→ **Problem set**
a – In the passage on reducing the SM20 export, how many records did the test export contain?
b – Please continue the passage on reducing the SM20 export from the point where it stops.

→ **Passage**
········

Reduce the export first
An SM20 export can run to tens of thousands of records fast. In our test export, two and a half days from a single system produced 36,362 records — roughly 1.8 million tokens at an approximate 50 tokens per row. Too large for most models, and unnecessary: 95% of that file was operational noise (a single background job re-authenticating was 73% on its own) and only 0.57% of records carried security signal. You would be paying to load 36,362 rows in order to read 209.
Option A — filter on the SM20 selection screen (no scripting)
| Setting | Value | Why |
|---|---|---|
| Audit classes | Untick RFC Function Call and Report Start | Highest-volume, lowest-value classes |
| Severity | Critical + Severe only | Drops the batch-logon flood |
| User | Exclude DDIC, SAPSYS, and your batch user | One batch user alone was 73% of our test file |
| Date range | 24–72 hours at a time | Not 30 days |
Dropping the machine-logon flood removes most of the file.
Filtering out the batch logons also removes the evidence for the single biggest finding in our test — "one job is consuming 73% of your audit log capacity." If you want that finding, use Option B.
Option B — two files (recommended)

········

→ **Listed entries**
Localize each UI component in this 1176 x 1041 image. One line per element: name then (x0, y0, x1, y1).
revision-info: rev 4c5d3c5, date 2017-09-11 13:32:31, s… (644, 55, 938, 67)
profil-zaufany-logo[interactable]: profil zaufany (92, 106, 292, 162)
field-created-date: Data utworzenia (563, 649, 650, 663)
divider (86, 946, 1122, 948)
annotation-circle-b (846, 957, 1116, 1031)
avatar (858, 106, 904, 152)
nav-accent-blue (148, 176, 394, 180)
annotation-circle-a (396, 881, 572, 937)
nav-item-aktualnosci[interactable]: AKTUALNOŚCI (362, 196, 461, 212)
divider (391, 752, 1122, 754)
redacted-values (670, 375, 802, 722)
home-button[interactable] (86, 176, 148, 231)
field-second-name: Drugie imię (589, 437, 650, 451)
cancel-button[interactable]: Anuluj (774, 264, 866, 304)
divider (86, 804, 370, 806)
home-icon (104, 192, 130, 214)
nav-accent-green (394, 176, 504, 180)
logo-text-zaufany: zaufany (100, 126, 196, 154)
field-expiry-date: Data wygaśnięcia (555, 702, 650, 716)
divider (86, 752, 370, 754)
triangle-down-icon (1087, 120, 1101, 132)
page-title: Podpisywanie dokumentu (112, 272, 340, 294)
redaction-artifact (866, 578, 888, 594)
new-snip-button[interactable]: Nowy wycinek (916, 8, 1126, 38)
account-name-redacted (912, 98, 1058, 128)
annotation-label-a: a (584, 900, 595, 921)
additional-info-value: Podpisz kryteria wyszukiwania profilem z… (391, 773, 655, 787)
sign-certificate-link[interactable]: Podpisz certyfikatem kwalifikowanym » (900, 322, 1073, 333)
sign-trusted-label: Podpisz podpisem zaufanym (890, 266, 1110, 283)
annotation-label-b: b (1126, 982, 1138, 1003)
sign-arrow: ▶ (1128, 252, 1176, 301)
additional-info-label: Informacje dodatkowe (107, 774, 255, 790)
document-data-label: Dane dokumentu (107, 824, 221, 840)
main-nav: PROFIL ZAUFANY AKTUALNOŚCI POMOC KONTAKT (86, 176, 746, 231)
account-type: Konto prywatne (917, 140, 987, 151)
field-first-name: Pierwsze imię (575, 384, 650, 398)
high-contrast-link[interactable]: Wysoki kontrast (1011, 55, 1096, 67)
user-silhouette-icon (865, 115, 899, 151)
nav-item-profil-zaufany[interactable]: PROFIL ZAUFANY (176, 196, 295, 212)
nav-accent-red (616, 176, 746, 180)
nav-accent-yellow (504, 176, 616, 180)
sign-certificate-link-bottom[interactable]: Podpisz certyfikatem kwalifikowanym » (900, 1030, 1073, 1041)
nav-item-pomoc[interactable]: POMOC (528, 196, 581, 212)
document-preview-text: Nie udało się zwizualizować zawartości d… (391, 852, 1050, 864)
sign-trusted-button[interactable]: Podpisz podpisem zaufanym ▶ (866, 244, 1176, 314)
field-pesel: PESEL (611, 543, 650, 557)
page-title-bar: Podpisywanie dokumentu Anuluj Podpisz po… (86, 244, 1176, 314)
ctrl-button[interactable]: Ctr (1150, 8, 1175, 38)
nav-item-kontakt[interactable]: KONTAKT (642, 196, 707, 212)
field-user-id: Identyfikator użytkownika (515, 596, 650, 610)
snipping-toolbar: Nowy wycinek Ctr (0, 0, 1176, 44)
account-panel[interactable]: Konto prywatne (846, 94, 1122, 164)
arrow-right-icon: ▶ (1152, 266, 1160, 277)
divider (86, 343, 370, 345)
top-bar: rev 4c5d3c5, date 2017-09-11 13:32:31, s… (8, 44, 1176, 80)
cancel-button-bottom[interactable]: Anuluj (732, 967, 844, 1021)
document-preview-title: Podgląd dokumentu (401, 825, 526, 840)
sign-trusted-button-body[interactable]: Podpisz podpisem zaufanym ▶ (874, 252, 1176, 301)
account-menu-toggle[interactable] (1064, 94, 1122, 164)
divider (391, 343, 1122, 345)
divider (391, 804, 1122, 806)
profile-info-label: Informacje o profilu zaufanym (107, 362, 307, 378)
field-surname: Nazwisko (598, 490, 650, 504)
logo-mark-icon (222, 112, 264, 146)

········

→ **Exercise responses**
a – 36,362 records.

b –
Produce two files and attach both:
sm20_summary.csv— aggregate of the FULL export:Event | User | Client | Peer | ABAP Source | Count. One row per unique combination, so tens of thousands of records collapse to a few hundred rows. Preserves the volume picture. No timestamps.sm20_signal.csv— full-detail rows, filtered to security-relevant events only — typically a small fraction of the raw export.
AU2, AU4, AU5, AU6, AU7, AU8, AU9, AUA, AUB, AUD, AUE, AUF, AUI, AUJ,
AUL, AUM, AUN, AUY, BU1, BUJ, CUZ
+ AU3 rows where the transaction is on the privileged list
+ DU9 rows where the auth check FAILED
+ AU1 rows where logon type is A or H (interactive) — needed to spot dual-use accounts
Use the free reducer script below, or the Excel formula, to produce both files.
Excel filter for sm20_signal.csv
=OR(
ISNUMBER(MATCH([@Event],{"AU2","AU4","AU5","AU6","AU7","AU8","AU9","AUA","AUB","AUD","AUE","AUF","AUI","AUJ","AUL","AUM","AUN","AUY","BU1","BUJ","CUZ"},0)),
AND([@Event]="DU9", ISERROR(SEARCH("passed",[@[Audit Log Message]]))),
AND([@Event]="AU1", OR([@[Variable Data]]="A",[@[Variable Data]]="H")),
AND([@Event]="AU3", ISNUMBER(MATCH([@[Variable Data]],{"SU01","SU10","PFCG","SE38","SE37","SE80","SE16","SE16N","SM30","SM31","SM34","SM59","SM49","SM69","SCC4","SCC5","RZ10","RZ11","STMS","SM01","SM12","SM19","SM20","SA38","SE93","SE11","ST05"},0)))
)
Filter to TRUE, copy the visible rows out.
Free download — sm20_reduce.py
# sm20_reduce.py - collapse a raw SM20 export into two LLM-ready files.
# Usage: python sm20_reduce.py sm20.txt
# Produces: sm20_summary.csv (volume picture) + sm20_signal.csv (security detail)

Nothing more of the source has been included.